• **The exercise**
Write out the whole of the material exactly.

***** Given data *****

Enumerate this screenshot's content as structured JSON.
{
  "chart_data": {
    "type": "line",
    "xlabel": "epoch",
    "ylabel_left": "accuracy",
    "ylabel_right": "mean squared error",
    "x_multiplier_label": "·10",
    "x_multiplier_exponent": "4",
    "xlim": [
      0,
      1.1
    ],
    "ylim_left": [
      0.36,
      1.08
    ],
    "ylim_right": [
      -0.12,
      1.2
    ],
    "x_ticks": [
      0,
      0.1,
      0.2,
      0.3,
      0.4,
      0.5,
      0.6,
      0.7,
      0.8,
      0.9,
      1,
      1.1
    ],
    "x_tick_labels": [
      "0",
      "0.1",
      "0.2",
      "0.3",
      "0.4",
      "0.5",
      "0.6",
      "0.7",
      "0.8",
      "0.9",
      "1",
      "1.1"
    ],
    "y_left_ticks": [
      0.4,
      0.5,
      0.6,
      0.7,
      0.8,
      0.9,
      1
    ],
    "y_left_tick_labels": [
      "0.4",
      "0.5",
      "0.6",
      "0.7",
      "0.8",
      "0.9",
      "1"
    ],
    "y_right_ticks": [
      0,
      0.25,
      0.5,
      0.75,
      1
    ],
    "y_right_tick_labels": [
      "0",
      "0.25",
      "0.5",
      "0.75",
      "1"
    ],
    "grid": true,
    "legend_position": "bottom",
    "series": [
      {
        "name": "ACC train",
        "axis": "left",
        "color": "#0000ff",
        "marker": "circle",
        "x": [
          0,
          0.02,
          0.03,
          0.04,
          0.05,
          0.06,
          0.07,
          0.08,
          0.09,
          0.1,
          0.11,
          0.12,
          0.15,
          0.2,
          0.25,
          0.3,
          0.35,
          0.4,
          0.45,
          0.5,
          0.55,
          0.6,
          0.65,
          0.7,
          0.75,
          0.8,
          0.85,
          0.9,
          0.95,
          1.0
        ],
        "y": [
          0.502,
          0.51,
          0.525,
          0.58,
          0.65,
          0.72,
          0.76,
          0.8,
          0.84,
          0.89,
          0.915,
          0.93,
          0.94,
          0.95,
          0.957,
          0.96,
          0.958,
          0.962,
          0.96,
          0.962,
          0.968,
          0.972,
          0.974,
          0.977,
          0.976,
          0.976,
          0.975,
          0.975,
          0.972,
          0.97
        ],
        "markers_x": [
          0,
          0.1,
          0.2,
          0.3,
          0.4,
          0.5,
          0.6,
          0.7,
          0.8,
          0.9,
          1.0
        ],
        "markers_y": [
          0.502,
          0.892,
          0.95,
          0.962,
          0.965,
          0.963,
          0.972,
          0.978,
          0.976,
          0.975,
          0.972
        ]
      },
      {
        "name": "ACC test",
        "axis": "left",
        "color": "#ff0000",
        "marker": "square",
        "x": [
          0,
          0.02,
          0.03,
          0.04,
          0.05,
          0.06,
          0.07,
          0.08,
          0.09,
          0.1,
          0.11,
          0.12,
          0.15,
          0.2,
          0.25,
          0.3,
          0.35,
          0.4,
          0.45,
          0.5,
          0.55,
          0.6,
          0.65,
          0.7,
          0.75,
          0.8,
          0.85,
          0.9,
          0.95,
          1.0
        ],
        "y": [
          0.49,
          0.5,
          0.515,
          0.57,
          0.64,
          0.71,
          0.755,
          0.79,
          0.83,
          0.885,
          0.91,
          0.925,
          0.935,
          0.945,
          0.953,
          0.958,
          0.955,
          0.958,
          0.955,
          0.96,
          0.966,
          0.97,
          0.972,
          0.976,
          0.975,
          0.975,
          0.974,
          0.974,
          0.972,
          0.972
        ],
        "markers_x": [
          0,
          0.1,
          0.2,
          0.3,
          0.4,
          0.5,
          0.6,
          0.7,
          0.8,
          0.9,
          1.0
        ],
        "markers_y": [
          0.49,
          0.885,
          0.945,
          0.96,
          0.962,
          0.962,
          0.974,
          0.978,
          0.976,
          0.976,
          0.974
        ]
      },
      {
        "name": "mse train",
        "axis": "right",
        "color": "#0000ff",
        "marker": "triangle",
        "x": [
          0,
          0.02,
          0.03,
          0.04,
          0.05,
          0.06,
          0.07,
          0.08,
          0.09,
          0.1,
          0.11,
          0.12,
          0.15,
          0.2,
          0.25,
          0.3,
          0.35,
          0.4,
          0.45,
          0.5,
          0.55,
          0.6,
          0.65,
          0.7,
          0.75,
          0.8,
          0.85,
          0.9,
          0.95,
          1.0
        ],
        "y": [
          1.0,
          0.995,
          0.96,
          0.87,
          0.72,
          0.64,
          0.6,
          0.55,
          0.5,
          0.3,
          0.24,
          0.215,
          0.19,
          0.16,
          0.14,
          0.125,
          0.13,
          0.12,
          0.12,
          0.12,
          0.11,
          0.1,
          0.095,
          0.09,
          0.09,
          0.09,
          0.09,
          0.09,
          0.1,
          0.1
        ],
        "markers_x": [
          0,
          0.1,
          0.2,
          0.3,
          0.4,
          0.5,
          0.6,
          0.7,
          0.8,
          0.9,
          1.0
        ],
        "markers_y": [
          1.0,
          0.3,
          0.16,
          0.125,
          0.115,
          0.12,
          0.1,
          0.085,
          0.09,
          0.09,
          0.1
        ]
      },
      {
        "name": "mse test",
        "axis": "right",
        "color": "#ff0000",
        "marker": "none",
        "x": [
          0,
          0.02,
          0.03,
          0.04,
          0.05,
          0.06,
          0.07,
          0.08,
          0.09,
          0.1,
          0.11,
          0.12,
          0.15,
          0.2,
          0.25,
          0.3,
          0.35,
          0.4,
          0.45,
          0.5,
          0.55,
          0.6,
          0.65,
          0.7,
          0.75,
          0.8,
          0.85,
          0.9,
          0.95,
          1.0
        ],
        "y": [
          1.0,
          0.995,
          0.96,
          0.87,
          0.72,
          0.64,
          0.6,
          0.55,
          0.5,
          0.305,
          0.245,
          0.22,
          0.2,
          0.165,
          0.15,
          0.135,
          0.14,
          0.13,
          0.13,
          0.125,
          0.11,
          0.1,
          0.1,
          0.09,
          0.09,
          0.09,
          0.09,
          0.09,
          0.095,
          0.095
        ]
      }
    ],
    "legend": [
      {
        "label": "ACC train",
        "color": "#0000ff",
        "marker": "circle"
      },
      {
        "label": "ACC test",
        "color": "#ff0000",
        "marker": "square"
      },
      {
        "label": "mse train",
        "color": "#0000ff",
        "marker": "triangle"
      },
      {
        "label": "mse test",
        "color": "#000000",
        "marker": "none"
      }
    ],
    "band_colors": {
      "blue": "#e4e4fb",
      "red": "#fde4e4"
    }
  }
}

*****

• **Result below**
Enumerate this screenshot's content as structured JSON.
{
  "chart_data": {
    "type": "line",
    "xlabel": "epoch",
    "ylabel_left": "accuracy",
    "ylabel_right": "mean squared error",
    "x_multiplier_label": "·10",
    "x_multiplier_exponent": "4",
    "xlim": [
      0,
      1.1
    ],
    "ylim_left": [
      0.36,
      1.08
    ],
    "ylim_right": [
      -0.12,
      1.2
    ],
    "x_ticks": [
      0,
      0.1,
      0.2,
      0.3,
      0.4,
      0.5,
      0.6,
      0.7,
      0.8,
      0.9,
      1,
      1.1
    ],
    "x_tick_labels": [
      "0",
      "0.1",
      "0.2",
      "0.3",
      "0.4",
      "0.5",
      "0.6",
      "0.7",
      "0.8",
      "0.9",
      "1",
      "1.1"
    ],
    "y_left_ticks": [
      0.4,
      0.5,
      0.6,
      0.7,
      0.8,
      0.9,
      1
    ],
    "y_left_tick_labels": [
      "0.4",
      "0.5",
      "0.6",
      "0.7",
      "0.8",
      "0.9",
      "1"
    ],
    "y_right_ticks": [
      0,
      0.25,
      0.5,
      0.75,
      1
    ],
    "y_right_tick_labels": [
      "0",
      "0.25",
      "0.5",
      "0.75",
      "1"
    ],
    "grid": true,
    "legend_position": "bottom",
    "series": [
      {
        "name": "ACC train",
        "axis": "left",
        "color": "#0000ff",
        "marker": "circle",
        "x": [
          0,
          0.02,
          0.03,
          0.04,
          0.05,
          0.06,
          0.07,
          0.08,
          0.09,
          0.1,
          0.11,
          0.12,
          0.15,
          0.2,
          0.25,
          0.3,
          0.35,
          0.4,
          0.45,
          0.5,
          0.55,
          0.6,
          0.65,
          0.7,
          0.75,
          0.8,
          0.85,
          0.9,
          0.95,
          1.0
        ],
        "y": [
          0.502,
          0.51,
          0.525,
          0.58,
          0.65,
          0.72,
          0.76,
          0.8,
          0.84,
          0.89,
          0.915,
          0.93,
          0.94,
          0.95,
          0.957,
          0.96,
          0.958,
          0.962,
          0.96,
          0.962,
          0.968,
          0.972,
          0.974,
          0.977,
          0.976,
          0.976,
          0.975,
          0.975,
          0.972,
          0.97
        ],
        "markers_x": [
          0,
          0.1,
          0.2,
          0.3,
          0.4,
          0.5,
          0.6,
          0.7,
          0.8,
          0.9,
          1.0
        ],
        "markers_y": [
          0.502,
          0.892,
          0.95,
          0.962,
          0.965,
          0.963,
          0.972,
          0.978,
          0.976,
          0.975,
          0.972
        ]
      },
      {
        "name": "ACC test",
        "axis": "left",
        "color": "#ff0000",
        "marker": "square",
        "x": [
          0,
          0.02,
          0.03,
          0.04,
          0.05,
          0.06,
          0.07,
          0.08,
          0.09,
          0.1,
          0.11,
          0.12,
          0.15,
          0.2,
          0.25,
          0.3,
          0.35,
          0.4,
          0.45,
          0.5,
          0.55,
          0.6,
          0.65,
          0.7,
          0.75,
          0.8,
          0.85,
          0.9,
          0.95,
          1.0
        ],
        "y": [
          0.49,
          0.5,
          0.515,
          0.57,
          0.64,
          0.71,
          0.755,
          0.79,
          0.83,
          0.885,
          0.91,
          0.925,
          0.935,
          0.945,
          0.953,
          0.958,
          0.955,
          0.958,
          0.955,
          0.96,
          0.966,
          0.97,
          0.972,
          0.976,
          0.975,
          0.975,
          0.974,
          0.974,
          0.972,
          0.972
        ],
        "markers_x": [
          0,
          0.1,
          0.2,
          0.3,
          0.4,
          0.5,
          0.6,
          0.7,
          0.8,
          0.9,
          1.0
        ],
        "markers_y": [
          0.49,
          0.885,
          0.945,
          0.96,
          0.962,
          0.962,
          0.974,
          0.978,
          0.976,
          0.976,
          0.974
        ]
      },
      {
        "name": "mse train",
        "axis": "right",
        "color": "#0000ff",
        "marker": "triangle",
        "x": [
          0,
          0.02,
          0.03,
          0.04,
          0.05,
          0.06,
          0.07,
          0.08,
          0.09,
          0.1,
          0.11,
          0.12,
          0.15,
          0.2,
          0.25,
          0.3,
          0.35,
          0.4,
          0.45,
          0.5,
          0.55,
          0.6,
          0.65,
          0.7,
          0.75,
          0.8,
          0.85,
          0.9,
          0.95,
          1.0
        ],
        "y": [
          1.0,
          0.995,
          0.96,
          0.87,
          0.72,
          0.64,
          0.6,
          0.55,
          0.5,
          0.3,
          0.24,
          0.215,
          0.19,
          0.16,
          0.14,
          0.125,
          0.13,
          0.12,
          0.12,
          0.12,
          0.11,
          0.1,
          0.095,
          0.09,
          0.09,
          0.09,
          0.09,
          0.09,
          0.1,
          0.1
        ],
        "markers_x": [
          0,
          0.1,
          0.2,
          0.3,
          0.4,
          0.5,
          0.6,
          0.7,
          0.8,
          0.9,
          1.0
        ],
        "markers_y": [
          1.0,
          0.3,
          0.16,
          0.125,
          0.115,
          0.12,
          0.1,
          0.085,
          0.09,
          0.09,
          0.1
        ]
      },
      {
        "name": "mse test",
        "axis": "right",
        "color": "#ff0000",
        "marker": "none",
        "x": [
          0,
          0.02,
          0.03,
          0.04,
          0.05,
          0.06,
          0.07,
          0.08,
          0.09,
          0.1,
          0.11,
          0.12,
          0.15,
          0.2,
          0.25,
          0.3,
          0.35,
          0.4,
          0.45,
          0.5,
          0.55,
          0.6,
          0.65,
          0.7,
          0.75,
          0.8,
          0.85,
          0.9,
          0.95,
          1.0
        ],
        "y": [
          1.0,
          0.995,
          0.96,
          0.87,
          0.72,
          0.64,
          0.6,
          0.55,
          0.5,
          0.305,
          0.245,
          0.22,
          0.2,
          0.165,
          0.15,
          0.135,
          0.14,
          0.13,
          0.13,
          0.125,
          0.11,
          0.1,
          0.1,
          0.09,
          0.09,
          0.09,
          0.09,
          0.09,
          0.095,
          0.095
        ]
      }
    ],
    "legend": [
      {
        "label": "ACC train",
        "color": "#0000ff",
        "marker": "circle"
      },
      {
        "label": "ACC test",
        "color": "#ff0000",
        "marker": "square"
      },
      {
        "label": "mse train",
        "color": "#0000ff",
        "marker": "triangle"
      },
      {
        "label": "mse test",
        "color": "#000000",
        "marker": "none"
      }
    ],
    "band_colors": {
      "blue": "#e4e4fb",
      "red": "#fde4e4"
    }
  }
}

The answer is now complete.